* Start Dataset entries *

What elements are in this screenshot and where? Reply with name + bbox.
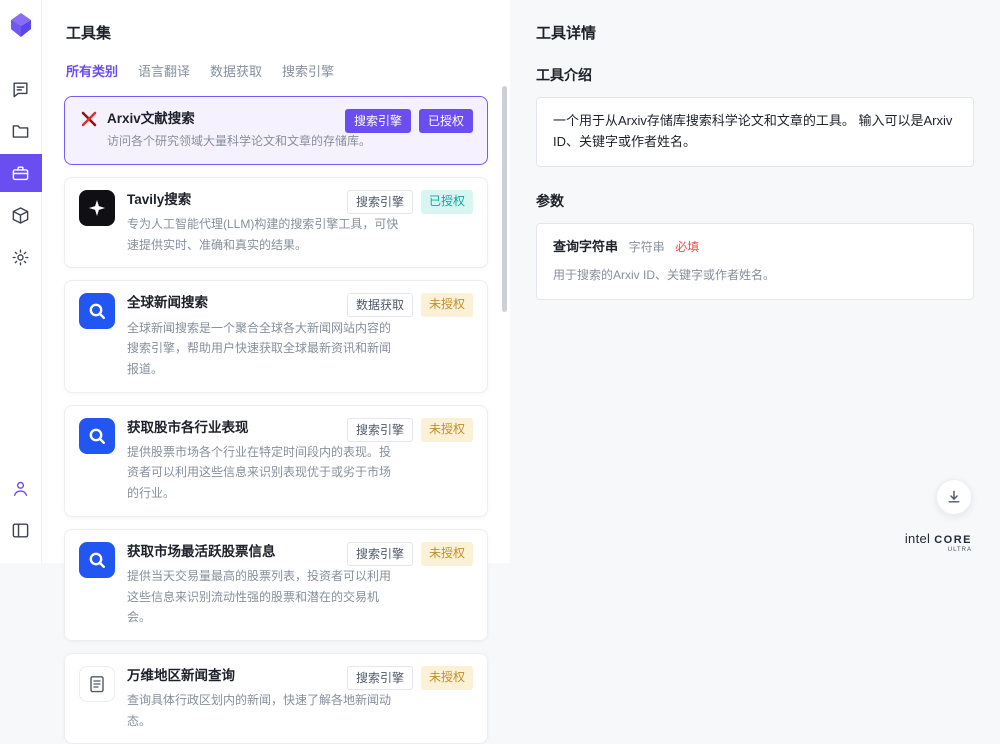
category-badge: 搜索引擎 bbox=[347, 190, 413, 214]
app-window: 工具集 所有类别 语言翻译 数据获取 搜索引擎 Arxiv文献搜索 访 bbox=[0, 0, 1000, 563]
package-icon bbox=[11, 206, 30, 225]
category-badge: 搜索引擎 bbox=[347, 418, 413, 442]
tool-card-description: 提供股票市场各个行业在特定时间段内的表现。投资者可以利用这些信息来识别表现优于或… bbox=[127, 442, 399, 504]
params-heading: 参数 bbox=[536, 191, 974, 211]
status-badge: 未授权 bbox=[421, 542, 473, 566]
briefcase-icon bbox=[11, 164, 30, 183]
tool-detail-panel: 工具详情 工具介绍 一个用于从Arxiv存储库搜索科学论文和文章的工具。 输入可… bbox=[510, 0, 1000, 563]
intel-core-badge: intel CORE ULTRA bbox=[905, 531, 972, 553]
tool-tile bbox=[79, 293, 115, 329]
arxiv-x-icon bbox=[79, 109, 99, 129]
tool-card-description: 专为人工智能代理(LLM)构建的搜索引擎工具，可快速提供实时、准确和真实的结果。 bbox=[127, 214, 399, 255]
status-badge: 未授权 bbox=[421, 666, 473, 690]
sidebar-item-chat[interactable] bbox=[0, 70, 42, 108]
category-badge: 搜索引擎 bbox=[347, 666, 413, 690]
left-rail bbox=[0, 0, 42, 563]
user-icon bbox=[11, 479, 30, 498]
sidebar-item-account[interactable] bbox=[0, 469, 42, 507]
intro-heading: 工具介绍 bbox=[536, 65, 974, 85]
sidebar-item-settings[interactable] bbox=[0, 238, 42, 276]
sidebar-item-files[interactable] bbox=[0, 112, 42, 150]
tool-card-regional-news[interactable]: 万维地区新闻查询 查询具体行政区划内的新闻，快速了解各地新闻动态。 搜索引擎 未… bbox=[64, 653, 488, 744]
panel-layout-icon bbox=[11, 521, 30, 540]
param-required-flag: 必填 bbox=[675, 240, 699, 254]
tool-card-description: 提供当天交易量最高的股票列表，投资者可以利用这些信息来识别流动性强的股票和潜在的… bbox=[127, 566, 399, 628]
param-description: 用于搜索的Arxiv ID、关键字或作者姓名。 bbox=[553, 266, 957, 285]
detail-title: 工具详情 bbox=[536, 22, 974, 43]
tool-card-most-active-stocks[interactable]: 获取市场最活跃股票信息 提供当天交易量最高的股票列表，投资者可以利用这些信息来识… bbox=[64, 529, 488, 641]
news-search-icon bbox=[87, 550, 107, 570]
download-icon bbox=[946, 489, 962, 505]
tool-card-badges: 搜索引擎 已授权 bbox=[345, 109, 473, 133]
tool-tile bbox=[79, 542, 115, 578]
param-header-row: 查询字符串 字符串 必填 bbox=[553, 237, 957, 258]
intel-core-text: CORE bbox=[934, 534, 972, 546]
category-badge: 搜索引擎 bbox=[345, 109, 411, 133]
tool-card-tavily[interactable]: Tavily搜索 专为人工智能代理(LLM)构建的搜索引擎工具，可快速提供实时、… bbox=[64, 177, 488, 269]
rail-bottom-group bbox=[0, 469, 42, 553]
tool-card-badges: 搜索引擎 已授权 bbox=[347, 190, 473, 214]
status-badge: 已授权 bbox=[421, 190, 473, 214]
tool-card-sector-performance[interactable]: 获取股市各行业表现 提供股票市场各个行业在特定时间段内的表现。投资者可以利用这些… bbox=[64, 405, 488, 517]
status-badge: 未授权 bbox=[421, 293, 473, 317]
status-badge: 未授权 bbox=[421, 418, 473, 442]
intel-brand-text: intel bbox=[905, 531, 930, 546]
sidebar-item-tools[interactable] bbox=[0, 154, 42, 192]
tool-card-badges: 数据获取 未授权 bbox=[347, 293, 473, 317]
tool-card-badges: 搜索引擎 未授权 bbox=[347, 418, 473, 442]
sparkle-icon bbox=[87, 198, 107, 218]
status-badge: 已授权 bbox=[419, 109, 473, 133]
tool-list-panel: 工具集 所有类别 语言翻译 数据获取 搜索引擎 Arxiv文献搜索 访 bbox=[42, 0, 510, 563]
tool-card-description: 全球新闻搜索是一个聚合全球各大新闻网站内容的搜索引擎，帮助用户快速获取全球最新资… bbox=[127, 318, 399, 380]
intro-box: 一个用于从Arxiv存储库搜索科学论文和文章的工具。 输入可以是Arxiv ID… bbox=[536, 97, 974, 167]
tool-card-global-news[interactable]: 全球新闻搜索 全球新闻搜索是一个聚合全球各大新闻网站内容的搜索引擎，帮助用户快速… bbox=[64, 280, 488, 392]
document-news-icon bbox=[87, 674, 107, 694]
sidebar-item-packages[interactable] bbox=[0, 196, 42, 234]
tool-tile bbox=[79, 190, 115, 226]
list-scrollbar-thumb[interactable] bbox=[502, 86, 507, 312]
category-badge: 搜索引擎 bbox=[347, 542, 413, 566]
page-title: 工具集 bbox=[66, 22, 488, 43]
app-logo-gem-icon bbox=[9, 12, 33, 38]
tool-tile bbox=[79, 418, 115, 454]
tool-card-description: 访问各个研究领域大量科学论文和文章的存储库。 bbox=[107, 131, 379, 152]
folder-icon bbox=[11, 122, 30, 141]
tab-language-translation[interactable]: 语言翻译 bbox=[138, 61, 190, 80]
chat-icon bbox=[11, 80, 30, 99]
param-name: 查询字符串 bbox=[553, 239, 618, 254]
news-search-icon bbox=[87, 301, 107, 321]
category-tabs: 所有类别 语言翻译 数据获取 搜索引擎 bbox=[66, 61, 488, 80]
tab-search-engine[interactable]: 搜索引擎 bbox=[282, 61, 334, 80]
param-type: 字符串 bbox=[629, 240, 665, 254]
download-button[interactable] bbox=[936, 479, 972, 515]
tool-tile bbox=[79, 666, 115, 702]
param-box: 查询字符串 字符串 必填 用于搜索的Arxiv ID、关键字或作者姓名。 bbox=[536, 223, 974, 300]
news-search-icon bbox=[87, 426, 107, 446]
tool-card-arxiv[interactable]: Arxiv文献搜索 访问各个研究领域大量科学论文和文章的存储库。 搜索引擎 已授… bbox=[64, 96, 488, 165]
intel-ultra-text: ULTRA bbox=[948, 547, 972, 553]
tool-card-list: Arxiv文献搜索 访问各个研究领域大量科学论文和文章的存储库。 搜索引擎 已授… bbox=[64, 96, 488, 744]
tool-card-badges: 搜索引擎 未授权 bbox=[347, 542, 473, 566]
category-badge: 数据获取 bbox=[347, 293, 413, 317]
sidebar-item-collapse-panel[interactable] bbox=[0, 511, 42, 549]
tab-all-categories[interactable]: 所有类别 bbox=[66, 61, 118, 80]
gear-icon bbox=[11, 248, 30, 267]
tool-card-title: Arxiv文献搜索 bbox=[107, 109, 195, 129]
tab-data-fetch[interactable]: 数据获取 bbox=[210, 61, 262, 80]
tool-card-badges: 搜索引擎 未授权 bbox=[347, 666, 473, 690]
tool-card-description: 查询具体行政区划内的新闻，快速了解各地新闻动态。 bbox=[127, 690, 399, 731]
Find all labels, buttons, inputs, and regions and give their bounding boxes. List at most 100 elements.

* End Dataset entries *

■ **Task instructions**
Reproduce all of the lines above, substituting "topic-badge" for every occurrence of "category-badge" and leaving everything else unchanged. Omit the pictures.

■ **Answer to the task**
What elements are in this screenshot and where? Reply with name + bbox.
topic-badge: 搜索引擎 bbox=[347, 190, 413, 214]
app-window: 工具集 所有类别 语言翻译 数据获取 搜索引擎 Arxiv文献搜索 访 bbox=[0, 0, 1000, 563]
package-icon bbox=[11, 206, 30, 225]
topic-badge: 搜索引擎 bbox=[347, 418, 413, 442]
tool-card-description: 提供股票市场各个行业在特定时间段内的表现。投资者可以利用这些信息来识别表现优于或… bbox=[127, 442, 399, 504]
params-heading: 参数 bbox=[536, 191, 974, 211]
status-badge: 未授权 bbox=[421, 542, 473, 566]
briefcase-icon bbox=[11, 164, 30, 183]
tool-detail-panel: 工具详情 工具介绍 一个用于从Arxiv存储库搜索科学论文和文章的工具。 输入可… bbox=[510, 0, 1000, 563]
intel-core-badge: intel CORE ULTRA bbox=[905, 531, 972, 553]
tool-tile bbox=[79, 293, 115, 329]
arxiv-x-icon bbox=[79, 109, 99, 129]
tool-card-description: 专为人工智能代理(LLM)构建的搜索引擎工具，可快速提供实时、准确和真实的结果。 bbox=[127, 214, 399, 255]
status-badge: 未授权 bbox=[421, 666, 473, 690]
sidebar-item-chat[interactable] bbox=[0, 70, 42, 108]
topic-badge: 搜索引擎 bbox=[347, 666, 413, 690]
left-rail bbox=[0, 0, 42, 563]
user-icon bbox=[11, 479, 30, 498]
sidebar-item-account[interactable] bbox=[0, 469, 42, 507]
intro-heading: 工具介绍 bbox=[536, 65, 974, 85]
sidebar-item-settings[interactable] bbox=[0, 238, 42, 276]
sidebar-item-files[interactable] bbox=[0, 112, 42, 150]
tool-card-regional-news[interactable]: 万维地区新闻查询 查询具体行政区划内的新闻，快速了解各地新闻动态。 搜索引擎 未… bbox=[64, 653, 488, 744]
panel-layout-icon bbox=[11, 521, 30, 540]
param-required-flag: 必填 bbox=[675, 240, 699, 254]
tool-card-description: 提供当天交易量最高的股票列表，投资者可以利用这些信息来识别流动性强的股票和潜在的… bbox=[127, 566, 399, 628]
param-description: 用于搜索的Arxiv ID、关键字或作者姓名。 bbox=[553, 266, 957, 285]
detail-title: 工具详情 bbox=[536, 22, 974, 43]
tool-card-most-active-stocks[interactable]: 获取市场最活跃股票信息 提供当天交易量最高的股票列表，投资者可以利用这些信息来识… bbox=[64, 529, 488, 641]
news-search-icon bbox=[87, 550, 107, 570]
download-icon bbox=[946, 489, 962, 505]
tool-card-badges: 搜索引擎 已授权 bbox=[345, 109, 473, 133]
tool-tile bbox=[79, 542, 115, 578]
param-header-row: 查询字符串 字符串 必填 bbox=[553, 237, 957, 258]
intel-core-text: CORE bbox=[934, 534, 972, 546]
topic-badge: 搜索引擎 bbox=[345, 109, 411, 133]
tool-card-tavily[interactable]: Tavily搜索 专为人工智能代理(LLM)构建的搜索引擎工具，可快速提供实时、… bbox=[64, 177, 488, 269]
rail-bottom-group bbox=[0, 469, 42, 553]
tool-card-badges: 搜索引擎 已授权 bbox=[347, 190, 473, 214]
status-badge: 已授权 bbox=[421, 190, 473, 214]
tool-card-sector-performance[interactable]: 获取股市各行业表现 提供股票市场各个行业在特定时间段内的表现。投资者可以利用这些… bbox=[64, 405, 488, 517]
status-badge: 未授权 bbox=[421, 293, 473, 317]
status-badge: 未授权 bbox=[421, 418, 473, 442]
intel-brand-text: intel bbox=[905, 531, 930, 546]
sidebar-item-tools[interactable] bbox=[0, 154, 42, 192]
tool-card-badges: 数据获取 未授权 bbox=[347, 293, 473, 317]
tool-card-badges: 搜索引擎 未授权 bbox=[347, 418, 473, 442]
sparkle-icon bbox=[87, 198, 107, 218]
status-badge: 已授权 bbox=[419, 109, 473, 133]
tool-list-panel: 工具集 所有类别 语言翻译 数据获取 搜索引擎 Arxiv文献搜索 访 bbox=[42, 0, 510, 563]
tool-card-description: 全球新闻搜索是一个聚合全球各大新闻网站内容的搜索引擎，帮助用户快速获取全球最新资… bbox=[127, 318, 399, 380]
intro-box: 一个用于从Arxiv存储库搜索科学论文和文章的工具。 输入可以是Arxiv ID… bbox=[536, 97, 974, 167]
tool-card-global-news[interactable]: 全球新闻搜索 全球新闻搜索是一个聚合全球各大新闻网站内容的搜索引擎，帮助用户快速… bbox=[64, 280, 488, 392]
document-news-icon bbox=[87, 674, 107, 694]
sidebar-item-packages[interactable] bbox=[0, 196, 42, 234]
tool-tile bbox=[79, 190, 115, 226]
list-scrollbar-thumb[interactable] bbox=[502, 86, 507, 312]
topic-badge: 搜索引擎 bbox=[347, 542, 413, 566]
page-title: 工具集 bbox=[66, 22, 488, 43]
app-logo-gem-icon bbox=[9, 12, 33, 38]
tool-tile bbox=[79, 418, 115, 454]
tool-card-description: 访问各个研究领域大量科学论文和文章的存储库。 bbox=[107, 131, 379, 152]
folder-icon bbox=[11, 122, 30, 141]
tab-language-translation[interactable]: 语言翻译 bbox=[138, 61, 190, 80]
chat-icon bbox=[11, 80, 30, 99]
param-name: 查询字符串 bbox=[553, 239, 618, 254]
news-search-icon bbox=[87, 301, 107, 321]
category-tabs: 所有类别 语言翻译 数据获取 搜索引擎 bbox=[66, 61, 488, 80]
tab-search-engine[interactable]: 搜索引擎 bbox=[282, 61, 334, 80]
param-type: 字符串 bbox=[629, 240, 665, 254]
download-button[interactable] bbox=[936, 479, 972, 515]
tool-tile bbox=[79, 666, 115, 702]
param-box: 查询字符串 字符串 必填 用于搜索的Arxiv ID、关键字或作者姓名。 bbox=[536, 223, 974, 300]
news-search-icon bbox=[87, 426, 107, 446]
tool-card-arxiv[interactable]: Arxiv文献搜索 访问各个研究领域大量科学论文和文章的存储库。 搜索引擎 已授… bbox=[64, 96, 488, 165]
intel-ultra-text: ULTRA bbox=[948, 547, 972, 553]
tool-card-list: Arxiv文献搜索 访问各个研究领域大量科学论文和文章的存储库。 搜索引擎 已授… bbox=[64, 96, 488, 744]
tool-card-badges: 搜索引擎 未授权 bbox=[347, 542, 473, 566]
topic-badge: 数据获取 bbox=[347, 293, 413, 317]
sidebar-item-collapse-panel[interactable] bbox=[0, 511, 42, 549]
tab-all-categories[interactable]: 所有类别 bbox=[66, 61, 118, 80]
gear-icon bbox=[11, 248, 30, 267]
tool-card-title: Arxiv文献搜索 bbox=[107, 109, 195, 129]
tab-data-fetch[interactable]: 数据获取 bbox=[210, 61, 262, 80]
tool-card-badges: 搜索引擎 未授权 bbox=[347, 666, 473, 690]
tool-card-description: 查询具体行政区划内的新闻，快速了解各地新闻动态。 bbox=[127, 690, 399, 731]
Find all labels, buttons, inputs, and regions and give their bounding boxes. List at most 100 elements.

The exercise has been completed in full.